■ **Written task**:
Please rewrite the material below, replacing "screenshot" with "screen capture" everywhere it occurs and leaving everything else unchanged.

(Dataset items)
===============
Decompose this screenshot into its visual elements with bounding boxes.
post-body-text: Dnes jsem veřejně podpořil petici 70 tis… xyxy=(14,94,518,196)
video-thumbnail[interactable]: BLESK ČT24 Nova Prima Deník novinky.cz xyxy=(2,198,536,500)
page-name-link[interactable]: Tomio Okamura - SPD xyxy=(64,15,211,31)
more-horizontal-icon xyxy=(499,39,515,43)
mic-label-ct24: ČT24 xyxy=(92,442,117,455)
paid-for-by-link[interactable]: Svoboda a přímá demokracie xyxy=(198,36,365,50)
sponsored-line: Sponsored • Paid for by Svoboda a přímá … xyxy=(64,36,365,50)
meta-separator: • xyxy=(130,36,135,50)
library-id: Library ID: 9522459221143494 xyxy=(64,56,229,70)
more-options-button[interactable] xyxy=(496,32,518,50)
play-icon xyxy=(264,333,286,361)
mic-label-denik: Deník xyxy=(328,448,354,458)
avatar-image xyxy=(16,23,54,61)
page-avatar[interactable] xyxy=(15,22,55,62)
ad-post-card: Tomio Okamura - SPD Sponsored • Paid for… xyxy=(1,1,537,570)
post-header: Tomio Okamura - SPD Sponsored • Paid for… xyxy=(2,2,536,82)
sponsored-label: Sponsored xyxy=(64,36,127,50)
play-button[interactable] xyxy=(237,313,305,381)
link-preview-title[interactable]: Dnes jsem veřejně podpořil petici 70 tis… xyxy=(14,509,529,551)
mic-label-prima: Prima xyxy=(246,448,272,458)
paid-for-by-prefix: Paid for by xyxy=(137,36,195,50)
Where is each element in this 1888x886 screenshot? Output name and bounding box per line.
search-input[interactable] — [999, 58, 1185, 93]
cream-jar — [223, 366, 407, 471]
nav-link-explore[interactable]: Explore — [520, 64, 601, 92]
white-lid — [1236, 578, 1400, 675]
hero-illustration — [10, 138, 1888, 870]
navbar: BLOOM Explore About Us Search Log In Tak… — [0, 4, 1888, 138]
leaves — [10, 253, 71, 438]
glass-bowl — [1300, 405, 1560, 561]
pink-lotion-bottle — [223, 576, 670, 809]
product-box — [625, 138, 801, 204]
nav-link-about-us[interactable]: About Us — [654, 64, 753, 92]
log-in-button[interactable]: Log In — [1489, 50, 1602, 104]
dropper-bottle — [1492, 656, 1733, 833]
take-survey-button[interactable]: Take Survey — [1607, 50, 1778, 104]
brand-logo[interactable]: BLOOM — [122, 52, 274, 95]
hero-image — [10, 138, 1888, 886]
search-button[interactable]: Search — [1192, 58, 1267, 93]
===============
■ **Finished answer**:
Decompose this screen capture into its visual elements with bounding boxes.
post-body-text: Dnes jsem veřejně podpořil petici 70 tis… xyxy=(14,94,518,196)
video-thumbnail[interactable]: BLESK ČT24 Nova Prima Deník novinky.cz xyxy=(2,198,536,500)
page-name-link[interactable]: Tomio Okamura - SPD xyxy=(64,15,211,31)
more-horizontal-icon xyxy=(499,39,515,43)
mic-label-ct24: ČT24 xyxy=(92,442,117,455)
paid-for-by-link[interactable]: Svoboda a přímá demokracie xyxy=(198,36,365,50)
sponsored-line: Sponsored • Paid for by Svoboda a přímá … xyxy=(64,36,365,50)
meta-separator: • xyxy=(130,36,135,50)
library-id: Library ID: 9522459221143494 xyxy=(64,56,229,70)
more-options-button[interactable] xyxy=(496,32,518,50)
play-icon xyxy=(264,333,286,361)
mic-label-denik: Deník xyxy=(328,448,354,458)
avatar-image xyxy=(16,23,54,61)
page-avatar[interactable] xyxy=(15,22,55,62)
ad-post-card: Tomio Okamura - SPD Sponsored • Paid for… xyxy=(1,1,537,570)
post-header: Tomio Okamura - SPD Sponsored • Paid for… xyxy=(2,2,536,82)
sponsored-label: Sponsored xyxy=(64,36,127,50)
play-button[interactable] xyxy=(237,313,305,381)
link-preview-title[interactable]: Dnes jsem veřejně podpořil petici 70 tis… xyxy=(14,509,529,551)
mic-label-prima: Prima xyxy=(246,448,272,458)
paid-for-by-prefix: Paid for by xyxy=(137,36,195,50)
Where is each element in this 1888x886 screen capture? Output name and bounding box per line.
search-input[interactable] — [999, 58, 1185, 93]
cream-jar — [223, 366, 407, 471]
nav-link-explore[interactable]: Explore — [520, 64, 601, 92]
white-lid — [1236, 578, 1400, 675]
hero-illustration — [10, 138, 1888, 870]
navbar: BLOOM Explore About Us Search Log In Tak… — [0, 4, 1888, 138]
leaves — [10, 253, 71, 438]
glass-bowl — [1300, 405, 1560, 561]
pink-lotion-bottle — [223, 576, 670, 809]
product-box — [625, 138, 801, 204]
nav-link-about-us[interactable]: About Us — [654, 64, 753, 92]
log-in-button[interactable]: Log In — [1489, 50, 1602, 104]
dropper-bottle — [1492, 656, 1733, 833]
take-survey-button[interactable]: Take Survey — [1607, 50, 1778, 104]
brand-logo[interactable]: BLOOM — [122, 52, 274, 95]
hero-image — [10, 138, 1888, 886]
search-button[interactable]: Search — [1192, 58, 1267, 93]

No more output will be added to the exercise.